Exercise brief |
Print all entries precisely as they are written.

[Data excerpts]
-------------------------

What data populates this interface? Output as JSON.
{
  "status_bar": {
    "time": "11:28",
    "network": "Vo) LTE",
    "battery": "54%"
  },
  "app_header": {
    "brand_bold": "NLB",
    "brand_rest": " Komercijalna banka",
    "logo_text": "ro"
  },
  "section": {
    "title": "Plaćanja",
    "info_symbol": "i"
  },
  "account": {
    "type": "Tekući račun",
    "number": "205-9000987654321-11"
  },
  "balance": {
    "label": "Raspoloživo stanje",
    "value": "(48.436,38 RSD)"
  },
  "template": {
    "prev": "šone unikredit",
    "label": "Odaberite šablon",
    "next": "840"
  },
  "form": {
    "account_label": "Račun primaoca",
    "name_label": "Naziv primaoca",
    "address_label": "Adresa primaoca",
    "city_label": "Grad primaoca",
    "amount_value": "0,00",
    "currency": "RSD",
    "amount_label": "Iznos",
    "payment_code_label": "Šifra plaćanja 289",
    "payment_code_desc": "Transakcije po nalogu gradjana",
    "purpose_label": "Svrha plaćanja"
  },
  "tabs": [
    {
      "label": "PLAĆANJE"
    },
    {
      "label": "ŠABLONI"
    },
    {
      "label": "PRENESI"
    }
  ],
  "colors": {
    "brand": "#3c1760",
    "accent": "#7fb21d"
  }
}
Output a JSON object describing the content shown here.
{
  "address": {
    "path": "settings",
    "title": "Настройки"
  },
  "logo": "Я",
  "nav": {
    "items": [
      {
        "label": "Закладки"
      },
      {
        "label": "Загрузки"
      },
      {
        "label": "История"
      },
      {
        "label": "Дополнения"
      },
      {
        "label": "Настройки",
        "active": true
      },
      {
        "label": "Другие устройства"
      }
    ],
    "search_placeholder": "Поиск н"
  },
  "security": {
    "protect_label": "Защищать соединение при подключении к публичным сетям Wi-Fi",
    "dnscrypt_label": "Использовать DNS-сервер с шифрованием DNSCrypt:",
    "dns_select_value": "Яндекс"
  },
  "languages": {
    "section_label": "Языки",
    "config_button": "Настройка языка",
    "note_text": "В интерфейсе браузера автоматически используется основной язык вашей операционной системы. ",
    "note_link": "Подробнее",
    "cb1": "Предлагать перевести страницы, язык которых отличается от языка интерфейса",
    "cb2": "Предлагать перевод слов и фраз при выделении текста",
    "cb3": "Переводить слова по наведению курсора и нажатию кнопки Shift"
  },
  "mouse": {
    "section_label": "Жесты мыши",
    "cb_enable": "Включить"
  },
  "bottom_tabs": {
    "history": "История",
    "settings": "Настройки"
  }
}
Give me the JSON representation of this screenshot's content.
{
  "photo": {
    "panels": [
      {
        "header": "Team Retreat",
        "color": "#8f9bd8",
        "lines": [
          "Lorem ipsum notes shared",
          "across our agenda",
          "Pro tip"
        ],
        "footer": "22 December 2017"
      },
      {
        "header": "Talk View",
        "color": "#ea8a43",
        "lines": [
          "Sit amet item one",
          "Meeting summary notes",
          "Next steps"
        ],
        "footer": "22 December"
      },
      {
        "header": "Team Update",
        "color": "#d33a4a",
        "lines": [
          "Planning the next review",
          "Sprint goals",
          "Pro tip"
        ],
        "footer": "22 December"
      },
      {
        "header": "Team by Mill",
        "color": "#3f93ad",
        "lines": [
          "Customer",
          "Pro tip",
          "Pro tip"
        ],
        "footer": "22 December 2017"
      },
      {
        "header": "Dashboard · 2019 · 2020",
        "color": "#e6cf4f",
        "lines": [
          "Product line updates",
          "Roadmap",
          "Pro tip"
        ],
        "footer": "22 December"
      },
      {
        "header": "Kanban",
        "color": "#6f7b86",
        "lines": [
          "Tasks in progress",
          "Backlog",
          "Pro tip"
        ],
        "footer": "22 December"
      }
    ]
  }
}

-------------------------

Written solution |
What data populates this interface? Output as JSON.
{
  "status_bar": {
    "time": "11:28",
    "network": "Vo) LTE",
    "battery": "54%"
  },
  "app_header": {
    "brand_bold": "NLB",
    "brand_rest": " Komercijalna banka",
    "logo_text": "ro"
  },
  "section": {
    "title": "Plaćanja",
    "info_symbol": "i"
  },
  "account": {
    "type": "Tekući račun",
    "number": "205-9000987654321-11"
  },
  "balance": {
    "label": "Raspoloživo stanje",
    "value": "(48.436,38 RSD)"
  },
  "template": {
    "prev": "šone unikredit",
    "label": "Odaberite šablon",
    "next": "840"
  },
  "form": {
    "account_label": "Račun primaoca",
    "name_label": "Naziv primaoca",
    "address_label": "Adresa primaoca",
    "city_label": "Grad primaoca",
    "amount_value": "0,00",
    "currency": "RSD",
    "amount_label": "Iznos",
    "payment_code_label": "Šifra plaćanja 289",
    "payment_code_desc": "Transakcije po nalogu gradjana",
    "purpose_label": "Svrha plaćanja"
  },
  "tabs": [
    {
      "label": "PLAĆANJE"
    },
    {
      "label": "ŠABLONI"
    },
    {
      "label": "PRENESI"
    }
  ],
  "colors": {
    "brand": "#3c1760",
    "accent": "#7fb21d"
  }
}
Output a JSON object describing the content shown here.
{
  "address": {
    "path": "settings",
    "title": "Настройки"
  },
  "logo": "Я",
  "nav": {
    "items": [
      {
        "label": "Закладки"
      },
      {
        "label": "Загрузки"
      },
      {
        "label": "История"
      },
      {
        "label": "Дополнения"
      },
      {
        "label": "Настройки",
        "active": true
      },
      {
        "label": "Другие устройства"
      }
    ],
    "search_placeholder": "Поиск н"
  },
  "security": {
    "protect_label": "Защищать соединение при подключении к публичным сетям Wi-Fi",
    "dnscrypt_label": "Использовать DNS-сервер с шифрованием DNSCrypt:",
    "dns_select_value": "Яндекс"
  },
  "languages": {
    "section_label": "Языки",
    "config_button": "Настройка языка",
    "note_text": "В интерфейсе браузера автоматически используется основной язык вашей операционной системы. ",
    "note_link": "Подробнее",
    "cb1": "Предлагать перевести страницы, язык которых отличается от языка интерфейса",
    "cb2": "Предлагать перевод слов и фраз при выделении текста",
    "cb3": "Переводить слова по наведению курсора и нажатию кнопки Shift"
  },
  "mouse": {
    "section_label": "Жесты мыши",
    "cb_enable": "Включить"
  },
  "bottom_tabs": {
    "history": "История",
    "settings": "Настройки"
  }
}
Give me the JSON representation of this screenshot's content.
{
  "photo": {
    "panels": [
      {
        "header": "Team Retreat",
        "color": "#8f9bd8",
        "lines": [
          "Lorem ipsum notes shared",
          "across our agenda",
          "Pro tip"
        ],
        "footer": "22 December 2017"
      },
      {
        "header": "Talk View",
        "color": "#ea8a43",
        "lines": [
          "Sit amet item one",
          "Meeting summary notes",
          "Next steps"
        ],
        "footer": "22 December"
      },
      {
        "header": "Team Update",
        "color": "#d33a4a",
        "lines": [
          "Planning the next review",
          "Sprint goals",
          "Pro tip"
        ],
        "footer": "22 December"
      },
      {
        "header": "Team by Mill",
        "color": "#3f93ad",
        "lines": [
          "Customer",
          "Pro tip",
          "Pro tip"
        ],
        "footer": "22 December 2017"
      },
      {
        "header": "Dashboard · 2019 · 2020",
        "color": "#e6cf4f",
        "lines": [
          "Product line updates",
          "Roadmap",
          "Pro tip"
        ],
        "footer": "22 December"
      },
      {
        "header": "Kanban",
        "color": "#6f7b86",
        "lines": [
          "Tasks in progress",
          "Backlog",
          "Pro tip"
        ],
        "footer": "22 December"
      }
    ]
  }
}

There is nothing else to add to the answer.